## PROBLEM TO WORK ON
Only the number is wanted: how many lines contain the string "bunda"?

Dataset items:
---*---

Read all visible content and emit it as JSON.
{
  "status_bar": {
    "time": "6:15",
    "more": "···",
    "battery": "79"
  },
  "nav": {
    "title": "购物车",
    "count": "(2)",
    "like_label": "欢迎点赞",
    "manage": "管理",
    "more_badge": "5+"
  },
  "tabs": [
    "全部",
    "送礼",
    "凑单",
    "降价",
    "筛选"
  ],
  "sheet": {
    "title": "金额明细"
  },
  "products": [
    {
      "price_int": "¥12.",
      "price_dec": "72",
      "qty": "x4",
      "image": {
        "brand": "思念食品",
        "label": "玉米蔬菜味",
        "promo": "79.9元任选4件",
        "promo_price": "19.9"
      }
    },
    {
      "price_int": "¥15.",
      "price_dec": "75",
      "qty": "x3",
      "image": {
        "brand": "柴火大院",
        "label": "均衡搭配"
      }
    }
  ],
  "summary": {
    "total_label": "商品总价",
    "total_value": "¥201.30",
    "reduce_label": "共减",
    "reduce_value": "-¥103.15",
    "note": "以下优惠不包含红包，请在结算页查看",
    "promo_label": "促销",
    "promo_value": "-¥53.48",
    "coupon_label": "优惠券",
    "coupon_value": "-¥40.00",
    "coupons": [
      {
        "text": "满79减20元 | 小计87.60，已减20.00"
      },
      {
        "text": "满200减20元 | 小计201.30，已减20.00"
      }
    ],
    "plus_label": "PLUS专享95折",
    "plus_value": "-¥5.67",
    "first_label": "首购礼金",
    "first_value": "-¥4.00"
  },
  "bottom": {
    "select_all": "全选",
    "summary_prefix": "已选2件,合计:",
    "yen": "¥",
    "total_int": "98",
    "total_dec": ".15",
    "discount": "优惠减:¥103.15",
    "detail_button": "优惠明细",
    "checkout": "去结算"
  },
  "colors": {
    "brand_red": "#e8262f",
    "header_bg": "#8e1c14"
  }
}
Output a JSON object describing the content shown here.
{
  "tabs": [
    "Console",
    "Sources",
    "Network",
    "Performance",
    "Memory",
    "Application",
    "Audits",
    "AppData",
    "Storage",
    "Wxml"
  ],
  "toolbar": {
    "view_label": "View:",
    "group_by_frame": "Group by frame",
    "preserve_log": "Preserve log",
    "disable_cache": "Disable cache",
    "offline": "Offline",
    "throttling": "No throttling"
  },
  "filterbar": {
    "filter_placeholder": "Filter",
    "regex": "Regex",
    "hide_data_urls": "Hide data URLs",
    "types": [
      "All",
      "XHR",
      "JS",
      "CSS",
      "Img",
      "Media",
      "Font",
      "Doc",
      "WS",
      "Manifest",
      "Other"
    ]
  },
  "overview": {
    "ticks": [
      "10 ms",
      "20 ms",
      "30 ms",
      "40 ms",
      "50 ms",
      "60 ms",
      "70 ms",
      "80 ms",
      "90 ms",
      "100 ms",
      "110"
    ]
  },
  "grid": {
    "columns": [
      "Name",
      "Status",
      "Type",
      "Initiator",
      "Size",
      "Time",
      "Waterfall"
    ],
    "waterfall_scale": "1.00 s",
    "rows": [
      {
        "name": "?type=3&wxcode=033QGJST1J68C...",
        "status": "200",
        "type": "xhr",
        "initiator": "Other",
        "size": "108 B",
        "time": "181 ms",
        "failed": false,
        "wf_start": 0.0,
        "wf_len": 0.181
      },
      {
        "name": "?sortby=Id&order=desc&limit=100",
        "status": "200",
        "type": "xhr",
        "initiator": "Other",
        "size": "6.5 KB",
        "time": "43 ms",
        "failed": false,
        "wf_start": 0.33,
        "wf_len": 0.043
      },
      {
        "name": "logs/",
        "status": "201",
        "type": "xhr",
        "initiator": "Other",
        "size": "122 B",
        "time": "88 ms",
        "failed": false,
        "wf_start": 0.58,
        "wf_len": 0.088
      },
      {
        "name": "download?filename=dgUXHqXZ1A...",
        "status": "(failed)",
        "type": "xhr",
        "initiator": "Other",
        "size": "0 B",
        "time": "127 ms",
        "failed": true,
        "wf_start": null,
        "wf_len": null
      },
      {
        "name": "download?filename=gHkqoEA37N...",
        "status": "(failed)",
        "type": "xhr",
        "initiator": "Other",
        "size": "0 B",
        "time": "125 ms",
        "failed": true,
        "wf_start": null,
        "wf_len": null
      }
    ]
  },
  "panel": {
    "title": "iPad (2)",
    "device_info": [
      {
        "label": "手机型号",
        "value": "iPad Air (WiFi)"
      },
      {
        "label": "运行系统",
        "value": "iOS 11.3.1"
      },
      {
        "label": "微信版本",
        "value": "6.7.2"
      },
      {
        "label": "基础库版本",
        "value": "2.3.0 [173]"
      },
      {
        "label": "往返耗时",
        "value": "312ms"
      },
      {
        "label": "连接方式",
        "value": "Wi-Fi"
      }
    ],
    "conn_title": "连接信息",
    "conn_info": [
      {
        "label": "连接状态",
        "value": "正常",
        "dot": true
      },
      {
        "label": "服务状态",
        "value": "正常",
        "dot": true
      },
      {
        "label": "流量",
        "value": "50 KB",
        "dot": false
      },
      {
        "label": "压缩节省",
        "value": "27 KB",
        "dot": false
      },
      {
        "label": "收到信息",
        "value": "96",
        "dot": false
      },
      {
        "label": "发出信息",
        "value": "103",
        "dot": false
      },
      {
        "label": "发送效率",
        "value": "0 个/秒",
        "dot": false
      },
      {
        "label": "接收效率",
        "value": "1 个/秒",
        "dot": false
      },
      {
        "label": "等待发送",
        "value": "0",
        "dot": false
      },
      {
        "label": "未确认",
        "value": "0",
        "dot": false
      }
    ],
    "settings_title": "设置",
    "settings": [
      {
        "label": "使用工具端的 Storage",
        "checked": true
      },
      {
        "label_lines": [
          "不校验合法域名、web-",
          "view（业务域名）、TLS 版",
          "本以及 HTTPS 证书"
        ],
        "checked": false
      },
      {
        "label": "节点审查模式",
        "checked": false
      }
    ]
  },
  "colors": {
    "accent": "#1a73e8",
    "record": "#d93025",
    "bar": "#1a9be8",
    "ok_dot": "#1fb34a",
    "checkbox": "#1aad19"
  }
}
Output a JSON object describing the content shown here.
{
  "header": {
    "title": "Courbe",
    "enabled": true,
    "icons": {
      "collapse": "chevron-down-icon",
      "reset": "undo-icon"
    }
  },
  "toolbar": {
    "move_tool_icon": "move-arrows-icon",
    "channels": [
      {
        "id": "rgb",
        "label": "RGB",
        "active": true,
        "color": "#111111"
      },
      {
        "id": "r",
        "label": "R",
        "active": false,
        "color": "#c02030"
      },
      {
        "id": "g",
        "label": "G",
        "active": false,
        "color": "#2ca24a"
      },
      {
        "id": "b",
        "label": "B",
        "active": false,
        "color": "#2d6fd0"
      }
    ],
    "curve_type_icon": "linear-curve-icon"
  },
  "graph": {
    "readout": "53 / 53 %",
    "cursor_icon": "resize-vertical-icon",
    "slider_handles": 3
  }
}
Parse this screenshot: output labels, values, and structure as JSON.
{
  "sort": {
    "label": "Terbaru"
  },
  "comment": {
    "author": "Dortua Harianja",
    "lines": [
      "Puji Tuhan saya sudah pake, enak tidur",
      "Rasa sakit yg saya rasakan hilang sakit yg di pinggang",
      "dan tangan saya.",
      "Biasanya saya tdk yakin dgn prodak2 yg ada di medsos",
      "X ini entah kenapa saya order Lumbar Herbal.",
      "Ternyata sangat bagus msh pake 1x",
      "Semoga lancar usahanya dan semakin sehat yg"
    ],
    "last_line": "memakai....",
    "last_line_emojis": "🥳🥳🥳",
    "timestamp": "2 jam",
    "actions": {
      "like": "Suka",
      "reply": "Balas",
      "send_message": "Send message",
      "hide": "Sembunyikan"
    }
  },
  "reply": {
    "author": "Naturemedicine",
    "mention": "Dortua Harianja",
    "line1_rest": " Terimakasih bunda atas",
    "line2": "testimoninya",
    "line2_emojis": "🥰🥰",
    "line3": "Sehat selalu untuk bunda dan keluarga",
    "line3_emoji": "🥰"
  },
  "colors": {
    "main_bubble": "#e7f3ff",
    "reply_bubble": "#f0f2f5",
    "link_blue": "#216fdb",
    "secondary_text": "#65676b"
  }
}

---*---

## FULL RESPONSE
2